- _What the exercise asks_
Set down the line that contains "Decode this image" and every line after it to the end of the entries, exactly as they stand and nothing more.

- _Dataset rows_
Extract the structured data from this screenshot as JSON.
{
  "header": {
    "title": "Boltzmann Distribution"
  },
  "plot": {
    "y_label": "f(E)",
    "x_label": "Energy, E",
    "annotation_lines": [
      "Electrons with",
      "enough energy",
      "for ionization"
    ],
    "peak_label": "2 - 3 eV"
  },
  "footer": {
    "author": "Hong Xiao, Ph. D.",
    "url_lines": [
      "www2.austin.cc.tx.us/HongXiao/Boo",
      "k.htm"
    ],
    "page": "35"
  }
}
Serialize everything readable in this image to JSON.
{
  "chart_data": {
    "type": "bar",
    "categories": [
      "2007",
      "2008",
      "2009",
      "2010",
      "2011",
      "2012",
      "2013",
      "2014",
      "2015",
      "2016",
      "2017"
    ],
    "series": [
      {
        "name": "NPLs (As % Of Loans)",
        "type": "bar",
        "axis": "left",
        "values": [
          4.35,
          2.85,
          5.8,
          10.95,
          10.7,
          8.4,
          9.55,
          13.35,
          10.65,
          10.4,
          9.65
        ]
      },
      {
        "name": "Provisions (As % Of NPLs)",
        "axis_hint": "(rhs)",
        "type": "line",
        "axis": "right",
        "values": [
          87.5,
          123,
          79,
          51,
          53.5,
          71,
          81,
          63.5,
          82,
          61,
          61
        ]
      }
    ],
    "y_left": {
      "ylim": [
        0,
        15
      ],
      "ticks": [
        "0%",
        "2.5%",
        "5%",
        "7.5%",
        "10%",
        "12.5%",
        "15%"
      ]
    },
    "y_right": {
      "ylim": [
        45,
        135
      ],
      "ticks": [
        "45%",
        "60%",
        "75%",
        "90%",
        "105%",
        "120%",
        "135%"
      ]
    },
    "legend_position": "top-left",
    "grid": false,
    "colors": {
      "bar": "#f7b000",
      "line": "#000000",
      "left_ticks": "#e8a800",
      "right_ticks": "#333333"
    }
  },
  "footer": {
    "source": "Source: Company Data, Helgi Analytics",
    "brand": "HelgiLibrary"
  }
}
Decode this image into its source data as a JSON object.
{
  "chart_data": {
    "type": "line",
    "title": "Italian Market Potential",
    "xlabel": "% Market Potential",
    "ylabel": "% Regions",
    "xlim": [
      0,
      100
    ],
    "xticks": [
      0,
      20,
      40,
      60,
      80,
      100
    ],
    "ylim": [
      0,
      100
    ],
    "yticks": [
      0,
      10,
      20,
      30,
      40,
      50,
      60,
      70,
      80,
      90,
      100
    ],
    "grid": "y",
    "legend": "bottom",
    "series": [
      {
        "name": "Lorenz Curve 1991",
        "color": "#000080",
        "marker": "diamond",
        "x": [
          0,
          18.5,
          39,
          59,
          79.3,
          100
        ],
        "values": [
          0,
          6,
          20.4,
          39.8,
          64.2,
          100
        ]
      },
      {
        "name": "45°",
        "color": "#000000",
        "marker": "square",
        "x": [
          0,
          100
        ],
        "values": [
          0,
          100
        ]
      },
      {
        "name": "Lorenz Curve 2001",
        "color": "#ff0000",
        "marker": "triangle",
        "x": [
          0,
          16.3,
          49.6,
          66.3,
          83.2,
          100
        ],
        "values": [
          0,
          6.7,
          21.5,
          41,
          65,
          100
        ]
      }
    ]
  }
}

- _Solution for this task_
Decode this image into its source data as a JSON object.
{
  "chart_data": {
    "type": "line",
    "title": "Italian Market Potential",
    "xlabel": "% Market Potential",
    "ylabel": "% Regions",
    "xlim": [
      0,
      100
    ],
    "xticks": [
      0,
      20,
      40,
      60,
      80,
      100
    ],
    "ylim": [
      0,
      100
    ],
    "yticks": [
      0,
      10,
      20,
      30,
      40,
      50,
      60,
      70,
      80,
      90,
      100
    ],
    "grid": "y",
    "legend": "bottom",
    "series": [
      {
        "name": "Lorenz Curve 1991",
        "color": "#000080",
        "marker": "diamond",
        "x": [
          0,
          18.5,
          39,
          59,
          79.3,
          100
        ],
        "values": [
          0,
          6,
          20.4,
          39.8,
          64.2,
          100
        ]
      },
      {
        "name": "45°",
        "color": "#000000",
        "marker": "square",
        "x": [
          0,
          100
        ],
        "values": [
          0,
          100
        ]
      },
      {
        "name": "Lorenz Curve 2001",
        "color": "#ff0000",
        "marker": "triangle",
        "x": [
          0,
          16.3,
          49.6,
          66.3,
          83.2,
          100
        ],
        "values": [
          0,
          6.7,
          21.5,
          41,
          65,
          100
        ]
      }
    ]
  }
}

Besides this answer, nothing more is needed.